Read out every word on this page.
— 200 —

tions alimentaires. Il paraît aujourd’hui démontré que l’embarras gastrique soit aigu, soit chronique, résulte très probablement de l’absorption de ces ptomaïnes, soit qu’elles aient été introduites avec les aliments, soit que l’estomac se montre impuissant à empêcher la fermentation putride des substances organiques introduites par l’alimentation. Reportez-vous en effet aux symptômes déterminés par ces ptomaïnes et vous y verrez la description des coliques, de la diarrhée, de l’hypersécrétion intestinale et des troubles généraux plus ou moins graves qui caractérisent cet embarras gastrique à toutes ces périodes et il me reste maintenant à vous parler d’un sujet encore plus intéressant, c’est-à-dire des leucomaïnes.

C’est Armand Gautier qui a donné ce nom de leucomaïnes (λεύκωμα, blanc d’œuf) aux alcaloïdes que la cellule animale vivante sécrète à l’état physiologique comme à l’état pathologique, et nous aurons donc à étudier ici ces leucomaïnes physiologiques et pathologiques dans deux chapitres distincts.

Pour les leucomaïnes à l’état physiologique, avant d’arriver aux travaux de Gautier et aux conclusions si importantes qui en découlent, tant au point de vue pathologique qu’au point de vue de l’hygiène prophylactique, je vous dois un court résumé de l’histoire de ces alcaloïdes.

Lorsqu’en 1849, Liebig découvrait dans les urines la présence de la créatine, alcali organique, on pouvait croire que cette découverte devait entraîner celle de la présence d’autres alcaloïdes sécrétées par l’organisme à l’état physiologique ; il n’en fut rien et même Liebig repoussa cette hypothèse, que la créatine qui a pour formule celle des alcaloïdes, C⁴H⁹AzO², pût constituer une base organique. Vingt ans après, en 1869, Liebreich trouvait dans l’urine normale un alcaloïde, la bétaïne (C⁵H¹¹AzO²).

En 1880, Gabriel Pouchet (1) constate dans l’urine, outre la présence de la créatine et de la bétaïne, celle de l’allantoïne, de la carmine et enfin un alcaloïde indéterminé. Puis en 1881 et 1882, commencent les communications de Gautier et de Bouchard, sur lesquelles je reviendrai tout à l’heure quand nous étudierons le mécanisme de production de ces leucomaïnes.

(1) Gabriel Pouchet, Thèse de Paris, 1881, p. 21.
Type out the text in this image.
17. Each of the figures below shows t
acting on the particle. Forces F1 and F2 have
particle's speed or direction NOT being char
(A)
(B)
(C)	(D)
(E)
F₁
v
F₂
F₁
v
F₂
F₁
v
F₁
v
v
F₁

CHALLENGE |
Gather every line containing the word "celle" and copy it.

RIGHT ANSWER |
Lorsqu’en 1849, Liebig découvrait dans les urines la présence de la créatine, alcali organique, on pouvait croire que cette découverte devait entraîner celle de la présence d’autres alcaloïdes sécrétées par l’organisme à l’état physiologique ; il n’en fut rien et même Liebig repoussa cette hypothèse, que la créatine qui a pour formule celle des alcaloïdes, C⁴H⁹AzO², pût constituer une base organique. Vingt ans après, en 1869, Liebreich trouvait dans l’urine normale un alcaloïde, la bétaïne (C⁵H¹¹AzO²).
En 1880, Gabriel Pouchet (1) constate dans l’urine, outre la présence de la créatine et de la bétaïne, celle de l’allantoïne, de la carmine et enfin un alcaloïde indéterminé. Puis en 1881 et 1882, commencent les communications de Gautier et de Bouchard, sur lesquelles je reviendrai tout à l’heure quand nous étudierons le mécanisme de production de ces leucomaïnes.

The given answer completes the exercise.